>>>

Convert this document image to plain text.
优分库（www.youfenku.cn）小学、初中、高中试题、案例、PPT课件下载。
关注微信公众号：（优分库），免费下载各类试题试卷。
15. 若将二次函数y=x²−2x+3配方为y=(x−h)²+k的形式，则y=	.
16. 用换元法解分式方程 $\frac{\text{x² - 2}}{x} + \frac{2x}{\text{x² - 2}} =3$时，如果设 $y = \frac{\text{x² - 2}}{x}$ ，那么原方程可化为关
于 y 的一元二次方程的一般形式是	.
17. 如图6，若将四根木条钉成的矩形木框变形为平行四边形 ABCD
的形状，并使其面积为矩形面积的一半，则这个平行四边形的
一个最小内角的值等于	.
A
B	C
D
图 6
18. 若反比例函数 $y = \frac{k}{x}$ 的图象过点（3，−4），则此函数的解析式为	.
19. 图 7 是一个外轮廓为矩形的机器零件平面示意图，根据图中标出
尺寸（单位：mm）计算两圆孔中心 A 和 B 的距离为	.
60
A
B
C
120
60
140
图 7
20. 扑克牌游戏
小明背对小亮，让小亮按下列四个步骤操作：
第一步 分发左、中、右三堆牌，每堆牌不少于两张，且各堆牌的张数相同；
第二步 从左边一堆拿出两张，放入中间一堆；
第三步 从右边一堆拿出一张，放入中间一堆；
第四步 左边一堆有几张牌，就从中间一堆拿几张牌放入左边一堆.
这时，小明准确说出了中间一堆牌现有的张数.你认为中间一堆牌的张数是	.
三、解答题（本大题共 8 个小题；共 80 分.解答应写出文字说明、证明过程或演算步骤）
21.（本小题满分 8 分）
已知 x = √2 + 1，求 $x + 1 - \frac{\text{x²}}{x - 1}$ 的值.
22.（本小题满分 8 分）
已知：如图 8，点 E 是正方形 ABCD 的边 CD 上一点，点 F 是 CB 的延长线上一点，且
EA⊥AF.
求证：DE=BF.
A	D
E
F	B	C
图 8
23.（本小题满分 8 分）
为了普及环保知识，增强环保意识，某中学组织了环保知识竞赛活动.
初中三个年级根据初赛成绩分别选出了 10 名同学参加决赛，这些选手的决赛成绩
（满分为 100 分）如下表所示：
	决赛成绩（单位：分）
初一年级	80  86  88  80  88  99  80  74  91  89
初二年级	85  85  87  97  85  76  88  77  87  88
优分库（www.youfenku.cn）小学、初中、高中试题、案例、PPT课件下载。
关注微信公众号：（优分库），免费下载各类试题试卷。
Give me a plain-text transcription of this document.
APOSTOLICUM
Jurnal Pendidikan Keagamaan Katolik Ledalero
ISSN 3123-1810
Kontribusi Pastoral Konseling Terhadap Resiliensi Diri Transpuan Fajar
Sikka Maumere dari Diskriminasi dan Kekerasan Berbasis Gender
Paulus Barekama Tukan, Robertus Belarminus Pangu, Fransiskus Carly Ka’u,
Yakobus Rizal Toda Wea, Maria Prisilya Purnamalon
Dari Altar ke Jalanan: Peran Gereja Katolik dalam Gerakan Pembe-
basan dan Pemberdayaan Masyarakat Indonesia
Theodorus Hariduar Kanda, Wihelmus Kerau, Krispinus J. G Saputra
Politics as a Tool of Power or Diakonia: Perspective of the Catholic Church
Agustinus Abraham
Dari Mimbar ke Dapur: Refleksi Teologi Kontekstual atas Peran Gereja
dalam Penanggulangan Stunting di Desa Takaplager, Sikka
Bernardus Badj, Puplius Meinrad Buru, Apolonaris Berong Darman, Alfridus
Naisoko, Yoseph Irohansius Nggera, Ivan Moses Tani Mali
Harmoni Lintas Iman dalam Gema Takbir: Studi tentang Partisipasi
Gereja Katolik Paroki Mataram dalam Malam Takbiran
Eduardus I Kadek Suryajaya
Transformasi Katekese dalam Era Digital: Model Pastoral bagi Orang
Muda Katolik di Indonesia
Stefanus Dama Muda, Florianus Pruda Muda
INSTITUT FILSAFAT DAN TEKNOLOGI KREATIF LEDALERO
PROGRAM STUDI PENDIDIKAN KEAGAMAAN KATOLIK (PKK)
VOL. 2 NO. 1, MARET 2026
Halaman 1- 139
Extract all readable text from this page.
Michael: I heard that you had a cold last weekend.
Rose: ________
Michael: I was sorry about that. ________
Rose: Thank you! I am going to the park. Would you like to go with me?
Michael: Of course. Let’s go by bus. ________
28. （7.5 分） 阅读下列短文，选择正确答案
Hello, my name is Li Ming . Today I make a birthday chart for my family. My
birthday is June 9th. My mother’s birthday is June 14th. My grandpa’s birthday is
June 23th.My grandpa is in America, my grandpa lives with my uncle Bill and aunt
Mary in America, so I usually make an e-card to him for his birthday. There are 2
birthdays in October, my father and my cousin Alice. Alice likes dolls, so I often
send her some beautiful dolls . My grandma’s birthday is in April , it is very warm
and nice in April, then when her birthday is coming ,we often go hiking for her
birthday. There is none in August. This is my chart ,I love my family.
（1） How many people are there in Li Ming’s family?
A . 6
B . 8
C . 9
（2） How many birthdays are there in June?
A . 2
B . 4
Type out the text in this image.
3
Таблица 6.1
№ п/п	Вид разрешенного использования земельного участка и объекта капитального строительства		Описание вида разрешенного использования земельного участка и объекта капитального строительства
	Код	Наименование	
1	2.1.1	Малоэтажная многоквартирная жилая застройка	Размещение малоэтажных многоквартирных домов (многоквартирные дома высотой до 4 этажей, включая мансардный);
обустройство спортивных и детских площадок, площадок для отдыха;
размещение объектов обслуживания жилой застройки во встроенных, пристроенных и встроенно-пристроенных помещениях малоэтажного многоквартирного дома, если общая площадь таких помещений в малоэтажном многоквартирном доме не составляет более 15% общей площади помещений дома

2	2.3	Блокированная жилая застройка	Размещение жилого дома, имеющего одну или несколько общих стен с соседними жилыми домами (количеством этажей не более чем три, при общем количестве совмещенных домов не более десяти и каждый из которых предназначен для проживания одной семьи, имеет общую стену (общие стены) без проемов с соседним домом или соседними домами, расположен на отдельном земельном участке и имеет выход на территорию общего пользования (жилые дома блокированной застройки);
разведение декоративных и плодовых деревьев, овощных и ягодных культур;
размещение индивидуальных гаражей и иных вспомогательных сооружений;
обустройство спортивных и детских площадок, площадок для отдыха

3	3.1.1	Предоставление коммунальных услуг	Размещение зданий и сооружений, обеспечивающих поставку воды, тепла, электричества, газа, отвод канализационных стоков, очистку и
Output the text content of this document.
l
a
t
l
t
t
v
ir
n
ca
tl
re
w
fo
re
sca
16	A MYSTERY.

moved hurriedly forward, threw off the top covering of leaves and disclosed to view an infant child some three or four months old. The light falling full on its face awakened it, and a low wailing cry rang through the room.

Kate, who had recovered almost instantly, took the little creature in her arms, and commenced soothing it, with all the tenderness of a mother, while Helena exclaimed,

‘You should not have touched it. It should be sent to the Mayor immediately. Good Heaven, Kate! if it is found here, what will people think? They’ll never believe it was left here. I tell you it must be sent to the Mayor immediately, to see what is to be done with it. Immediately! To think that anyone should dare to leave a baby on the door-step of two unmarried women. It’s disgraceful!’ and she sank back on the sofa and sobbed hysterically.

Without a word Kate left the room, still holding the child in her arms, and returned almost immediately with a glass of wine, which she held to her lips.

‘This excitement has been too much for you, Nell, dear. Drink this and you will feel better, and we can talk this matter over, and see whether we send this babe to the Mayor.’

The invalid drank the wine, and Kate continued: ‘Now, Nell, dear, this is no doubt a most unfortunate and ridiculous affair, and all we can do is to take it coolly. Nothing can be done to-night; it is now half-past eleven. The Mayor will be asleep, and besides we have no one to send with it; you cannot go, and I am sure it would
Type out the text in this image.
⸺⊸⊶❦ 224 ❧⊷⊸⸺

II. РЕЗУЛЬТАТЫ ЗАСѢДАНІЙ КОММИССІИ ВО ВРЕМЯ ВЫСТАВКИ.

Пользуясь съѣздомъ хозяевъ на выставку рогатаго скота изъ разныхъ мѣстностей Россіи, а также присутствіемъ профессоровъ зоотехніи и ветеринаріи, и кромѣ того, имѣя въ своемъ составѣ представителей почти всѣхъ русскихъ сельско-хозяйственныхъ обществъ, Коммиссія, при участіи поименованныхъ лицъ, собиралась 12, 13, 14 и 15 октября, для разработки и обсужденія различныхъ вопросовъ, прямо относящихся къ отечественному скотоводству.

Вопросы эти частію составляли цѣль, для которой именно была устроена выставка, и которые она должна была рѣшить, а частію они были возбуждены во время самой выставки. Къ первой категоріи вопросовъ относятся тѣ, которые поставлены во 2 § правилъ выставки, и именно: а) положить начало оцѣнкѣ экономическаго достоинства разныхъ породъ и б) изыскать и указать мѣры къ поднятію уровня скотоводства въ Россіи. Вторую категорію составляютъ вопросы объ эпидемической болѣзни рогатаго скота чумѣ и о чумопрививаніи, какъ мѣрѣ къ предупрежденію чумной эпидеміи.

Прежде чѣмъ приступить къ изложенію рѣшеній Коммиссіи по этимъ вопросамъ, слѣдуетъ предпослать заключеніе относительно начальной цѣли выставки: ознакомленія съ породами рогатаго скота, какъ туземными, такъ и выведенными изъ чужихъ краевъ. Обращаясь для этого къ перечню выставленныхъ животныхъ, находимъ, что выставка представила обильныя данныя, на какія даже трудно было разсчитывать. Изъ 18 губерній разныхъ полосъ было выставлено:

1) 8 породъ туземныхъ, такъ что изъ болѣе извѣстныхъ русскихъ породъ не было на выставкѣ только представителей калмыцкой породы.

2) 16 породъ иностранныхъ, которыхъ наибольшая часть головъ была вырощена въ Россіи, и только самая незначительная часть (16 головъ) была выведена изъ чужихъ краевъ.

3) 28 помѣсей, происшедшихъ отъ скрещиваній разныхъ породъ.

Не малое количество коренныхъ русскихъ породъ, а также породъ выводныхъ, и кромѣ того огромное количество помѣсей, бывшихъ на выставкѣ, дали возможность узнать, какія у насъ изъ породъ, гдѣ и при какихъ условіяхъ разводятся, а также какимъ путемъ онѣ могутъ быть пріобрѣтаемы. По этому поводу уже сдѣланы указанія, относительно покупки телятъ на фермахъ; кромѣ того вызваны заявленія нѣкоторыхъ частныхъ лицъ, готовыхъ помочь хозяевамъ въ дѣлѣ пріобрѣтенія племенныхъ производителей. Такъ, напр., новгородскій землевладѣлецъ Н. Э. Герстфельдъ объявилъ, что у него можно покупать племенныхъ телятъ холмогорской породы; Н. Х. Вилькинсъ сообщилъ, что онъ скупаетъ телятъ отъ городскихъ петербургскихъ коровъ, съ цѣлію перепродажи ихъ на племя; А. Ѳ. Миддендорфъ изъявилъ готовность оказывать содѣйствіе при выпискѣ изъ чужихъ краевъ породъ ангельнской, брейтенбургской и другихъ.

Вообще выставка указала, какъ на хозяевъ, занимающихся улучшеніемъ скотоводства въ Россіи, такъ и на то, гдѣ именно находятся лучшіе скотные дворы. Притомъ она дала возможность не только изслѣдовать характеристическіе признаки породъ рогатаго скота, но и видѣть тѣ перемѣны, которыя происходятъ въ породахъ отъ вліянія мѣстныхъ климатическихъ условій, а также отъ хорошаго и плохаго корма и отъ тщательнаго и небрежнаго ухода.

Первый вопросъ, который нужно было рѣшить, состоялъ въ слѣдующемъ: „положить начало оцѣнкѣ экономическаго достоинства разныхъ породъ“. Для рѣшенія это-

<<<

[TASK TO CARRY OUT]: Every line containing the string "Sikka" must be listed.

[REPLY]:
Sikka Maumere dari Diskriminasi dan Kekerasan Berbasis Gender
dalam Penanggulangan Stunting di Desa Takaplager, Sikka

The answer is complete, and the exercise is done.